Begin Input data
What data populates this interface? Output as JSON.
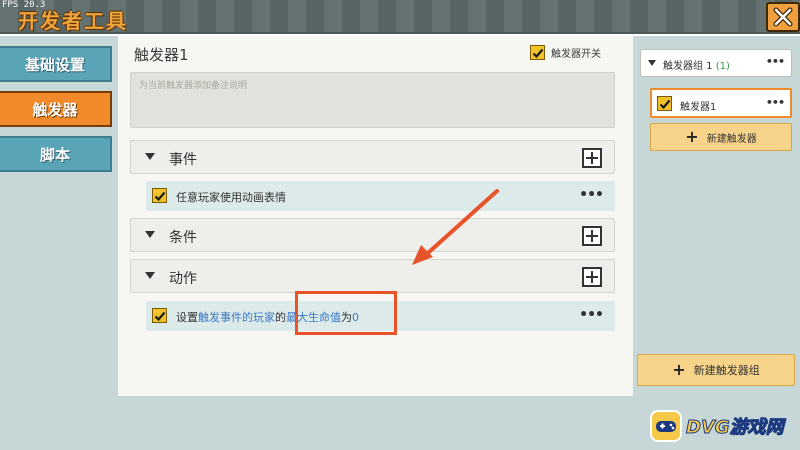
{
  "window": {
    "fps": "FPS 20.3",
    "title": "开发者工具"
  },
  "sidebar": {
    "tabs": [
      {
        "label": "基础设置",
        "active": false
      },
      {
        "label": "触发器",
        "active": true
      },
      {
        "label": "脚本",
        "active": false
      }
    ]
  },
  "main": {
    "trigger_name": "触发器1",
    "toggle_label": "触发器开关",
    "toggle_checked": true,
    "note_placeholder": "为当前触发器添加备注说明",
    "sections": {
      "event": {
        "label": "事件",
        "items": [
          {
            "text": "任意玩家使用动画表情",
            "checked": true
          }
        ]
      },
      "condition": {
        "label": "条件"
      },
      "action": {
        "label": "动作",
        "items": [
          {
            "text_prefix": "设置",
            "text_highlight_1": "触发事件的玩家",
            "text_middle": "的",
            "text_highlight_2": "最大生命值",
            "text_middle_2": "为",
            "text_highlight_3": "0",
            "checked": true
          }
        ]
      }
    }
  },
  "right_panel": {
    "group_title": "触发器组 1",
    "group_count": "(1)",
    "trigger_item": "触发器1",
    "new_trigger_label": "新建触发器",
    "new_group_label": "新建触发器组"
  },
  "watermark": {
    "text": "DVG游戏网"
  },
  "colors": {
    "accent_orange": "#f08a2a",
    "tab_blue": "#5aa4b8",
    "highlight_red": "#e8532a",
    "link_blue": "#3a78c8",
    "checkbox_yellow": "#f2c22a"
  }
}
End Input data
_Brief_: Repeat the records above exactly, omitting every picture.

_Written response_:
What data populates this interface? Output as JSON.
{
  "window": {
    "fps": "FPS 20.3",
    "title": "开发者工具"
  },
  "sidebar": {
    "tabs": [
      {
        "label": "基础设置",
        "active": false
      },
      {
        "label": "触发器",
        "active": true
      },
      {
        "label": "脚本",
        "active": false
      }
    ]
  },
  "main": {
    "trigger_name": "触发器1",
    "toggle_label": "触发器开关",
    "toggle_checked": true,
    "note_placeholder": "为当前触发器添加备注说明",
    "sections": {
      "event": {
        "label": "事件",
        "items": [
          {
            "text": "任意玩家使用动画表情",
            "checked": true
          }
        ]
      },
      "condition": {
        "label": "条件"
      },
      "action": {
        "label": "动作",
        "items": [
          {
            "text_prefix": "设置",
            "text_highlight_1": "触发事件的玩家",
            "text_middle": "的",
            "text_highlight_2": "最大生命值",
            "text_middle_2": "为",
            "text_highlight_3": "0",
            "checked": true
          }
        ]
      }
    }
  },
  "right_panel": {
    "group_title": "触发器组 1",
    "group_count": "(1)",
    "trigger_item": "触发器1",
    "new_trigger_label": "新建触发器",
    "new_group_label": "新建触发器组"
  },
  "watermark": {
    "text": "DVG游戏网"
  },
  "colors": {
    "accent_orange": "#f08a2a",
    "tab_blue": "#5aa4b8",
    "highlight_red": "#e8532a",
    "link_blue": "#3a78c8",
    "checkbox_yellow": "#f2c22a"
  }
}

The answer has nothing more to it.